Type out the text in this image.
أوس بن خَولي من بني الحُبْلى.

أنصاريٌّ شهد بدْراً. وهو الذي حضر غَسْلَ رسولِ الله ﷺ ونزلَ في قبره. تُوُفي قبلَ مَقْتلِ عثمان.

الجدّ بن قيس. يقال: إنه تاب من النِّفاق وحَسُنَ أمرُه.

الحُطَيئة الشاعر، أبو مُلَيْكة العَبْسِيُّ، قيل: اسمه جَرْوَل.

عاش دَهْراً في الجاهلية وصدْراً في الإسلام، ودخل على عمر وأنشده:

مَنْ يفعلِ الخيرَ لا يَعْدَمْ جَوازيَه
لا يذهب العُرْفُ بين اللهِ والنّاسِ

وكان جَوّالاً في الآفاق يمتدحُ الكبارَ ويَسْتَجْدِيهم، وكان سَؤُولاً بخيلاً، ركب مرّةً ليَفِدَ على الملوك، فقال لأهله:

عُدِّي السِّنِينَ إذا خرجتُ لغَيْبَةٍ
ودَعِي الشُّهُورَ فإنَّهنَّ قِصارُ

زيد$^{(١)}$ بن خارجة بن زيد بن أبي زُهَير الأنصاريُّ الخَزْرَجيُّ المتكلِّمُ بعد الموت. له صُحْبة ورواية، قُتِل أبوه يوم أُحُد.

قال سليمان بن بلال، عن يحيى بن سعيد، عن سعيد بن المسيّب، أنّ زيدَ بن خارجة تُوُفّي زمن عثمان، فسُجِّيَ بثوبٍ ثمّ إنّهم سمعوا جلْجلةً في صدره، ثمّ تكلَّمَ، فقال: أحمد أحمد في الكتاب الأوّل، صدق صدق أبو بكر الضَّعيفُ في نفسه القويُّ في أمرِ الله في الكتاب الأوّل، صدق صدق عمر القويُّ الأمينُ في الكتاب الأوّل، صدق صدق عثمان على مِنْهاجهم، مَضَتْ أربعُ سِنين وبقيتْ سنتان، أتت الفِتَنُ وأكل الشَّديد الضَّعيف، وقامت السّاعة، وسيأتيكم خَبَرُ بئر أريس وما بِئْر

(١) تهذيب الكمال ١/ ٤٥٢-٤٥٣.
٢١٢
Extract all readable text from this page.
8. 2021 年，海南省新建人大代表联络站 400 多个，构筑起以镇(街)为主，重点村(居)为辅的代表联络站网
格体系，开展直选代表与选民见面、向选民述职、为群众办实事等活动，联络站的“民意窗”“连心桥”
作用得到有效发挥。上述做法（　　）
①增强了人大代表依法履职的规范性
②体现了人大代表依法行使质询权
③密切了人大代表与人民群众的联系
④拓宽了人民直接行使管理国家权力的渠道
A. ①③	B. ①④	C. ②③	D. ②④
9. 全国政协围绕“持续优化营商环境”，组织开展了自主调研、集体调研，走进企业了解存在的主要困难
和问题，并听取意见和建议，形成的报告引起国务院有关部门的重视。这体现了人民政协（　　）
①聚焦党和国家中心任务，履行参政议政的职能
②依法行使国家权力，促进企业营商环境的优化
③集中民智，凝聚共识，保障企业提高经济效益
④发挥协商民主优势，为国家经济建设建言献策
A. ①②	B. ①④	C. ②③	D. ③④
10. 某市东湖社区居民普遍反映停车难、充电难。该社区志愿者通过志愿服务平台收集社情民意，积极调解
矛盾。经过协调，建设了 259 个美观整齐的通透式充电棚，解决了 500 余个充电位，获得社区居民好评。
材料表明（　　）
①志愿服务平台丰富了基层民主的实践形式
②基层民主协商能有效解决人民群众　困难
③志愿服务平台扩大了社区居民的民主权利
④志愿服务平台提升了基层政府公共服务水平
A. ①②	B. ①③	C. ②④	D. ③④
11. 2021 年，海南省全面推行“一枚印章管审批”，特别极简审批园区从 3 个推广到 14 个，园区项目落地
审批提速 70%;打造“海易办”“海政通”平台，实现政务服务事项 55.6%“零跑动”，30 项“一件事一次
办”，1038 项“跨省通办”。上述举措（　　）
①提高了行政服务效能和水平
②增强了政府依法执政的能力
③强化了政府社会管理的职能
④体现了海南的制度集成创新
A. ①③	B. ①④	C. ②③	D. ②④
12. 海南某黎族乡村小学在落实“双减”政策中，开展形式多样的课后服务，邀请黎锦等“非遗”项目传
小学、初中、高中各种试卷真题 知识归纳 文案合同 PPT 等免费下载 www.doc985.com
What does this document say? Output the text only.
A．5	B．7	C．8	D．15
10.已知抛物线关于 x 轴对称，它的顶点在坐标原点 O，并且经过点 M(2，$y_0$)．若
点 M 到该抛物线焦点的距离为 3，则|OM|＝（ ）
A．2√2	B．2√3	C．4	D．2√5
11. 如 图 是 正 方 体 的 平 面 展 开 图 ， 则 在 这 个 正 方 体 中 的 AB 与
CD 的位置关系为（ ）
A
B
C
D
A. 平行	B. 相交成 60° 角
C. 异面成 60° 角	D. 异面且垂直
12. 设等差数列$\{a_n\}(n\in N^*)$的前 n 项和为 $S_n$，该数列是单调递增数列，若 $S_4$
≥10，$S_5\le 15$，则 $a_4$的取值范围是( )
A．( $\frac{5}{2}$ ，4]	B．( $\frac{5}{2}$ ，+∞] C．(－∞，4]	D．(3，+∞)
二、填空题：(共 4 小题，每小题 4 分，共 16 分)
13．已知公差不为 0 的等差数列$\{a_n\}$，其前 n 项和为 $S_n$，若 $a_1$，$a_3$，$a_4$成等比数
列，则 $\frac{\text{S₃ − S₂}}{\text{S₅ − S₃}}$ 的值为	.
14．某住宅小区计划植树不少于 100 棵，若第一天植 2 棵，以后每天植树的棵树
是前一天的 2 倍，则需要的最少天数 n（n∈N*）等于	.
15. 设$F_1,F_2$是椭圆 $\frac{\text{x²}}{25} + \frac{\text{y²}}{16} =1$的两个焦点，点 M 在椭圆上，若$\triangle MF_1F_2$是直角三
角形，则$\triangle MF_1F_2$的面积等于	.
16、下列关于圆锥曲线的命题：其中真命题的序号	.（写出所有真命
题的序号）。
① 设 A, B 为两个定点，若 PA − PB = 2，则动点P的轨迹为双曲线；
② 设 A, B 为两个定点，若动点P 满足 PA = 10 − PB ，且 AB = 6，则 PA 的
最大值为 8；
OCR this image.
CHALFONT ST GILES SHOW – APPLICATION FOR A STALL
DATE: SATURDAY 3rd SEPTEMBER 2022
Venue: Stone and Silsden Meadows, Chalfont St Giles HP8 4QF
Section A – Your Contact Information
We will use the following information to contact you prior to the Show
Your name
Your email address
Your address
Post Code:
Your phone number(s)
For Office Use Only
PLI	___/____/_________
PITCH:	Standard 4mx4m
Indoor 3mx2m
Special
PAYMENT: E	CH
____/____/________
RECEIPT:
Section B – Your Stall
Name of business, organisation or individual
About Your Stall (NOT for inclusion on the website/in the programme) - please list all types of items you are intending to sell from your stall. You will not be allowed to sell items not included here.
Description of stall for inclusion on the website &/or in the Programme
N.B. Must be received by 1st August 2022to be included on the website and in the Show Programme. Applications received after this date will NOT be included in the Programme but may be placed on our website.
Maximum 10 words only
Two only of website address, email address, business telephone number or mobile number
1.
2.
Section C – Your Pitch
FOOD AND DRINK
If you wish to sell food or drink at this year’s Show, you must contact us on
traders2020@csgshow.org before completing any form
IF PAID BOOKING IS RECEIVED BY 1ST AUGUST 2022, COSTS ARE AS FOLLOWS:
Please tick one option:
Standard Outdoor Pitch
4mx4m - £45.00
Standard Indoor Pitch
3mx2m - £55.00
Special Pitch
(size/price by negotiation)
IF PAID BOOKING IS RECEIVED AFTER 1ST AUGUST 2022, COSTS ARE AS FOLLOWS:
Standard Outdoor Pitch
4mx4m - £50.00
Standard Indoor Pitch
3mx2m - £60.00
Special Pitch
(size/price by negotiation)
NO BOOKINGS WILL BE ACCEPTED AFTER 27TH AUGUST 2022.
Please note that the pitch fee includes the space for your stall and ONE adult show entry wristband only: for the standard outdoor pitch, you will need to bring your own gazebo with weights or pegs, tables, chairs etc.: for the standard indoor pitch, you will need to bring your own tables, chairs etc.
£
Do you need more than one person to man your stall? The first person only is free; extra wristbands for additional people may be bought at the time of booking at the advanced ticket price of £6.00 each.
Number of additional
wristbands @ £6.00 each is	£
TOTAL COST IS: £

• • •

| Problem requirements |
From the records above, copy every line that holds the word "PAID".

| Reply |
IF PAID BOOKING IS RECEIVED BY 1ST AUGUST 2022, COSTS ARE AS FOLLOWS:
IF PAID BOOKING IS RECEIVED AFTER 1ST AUGUST 2022, COSTS ARE AS FOLLOWS:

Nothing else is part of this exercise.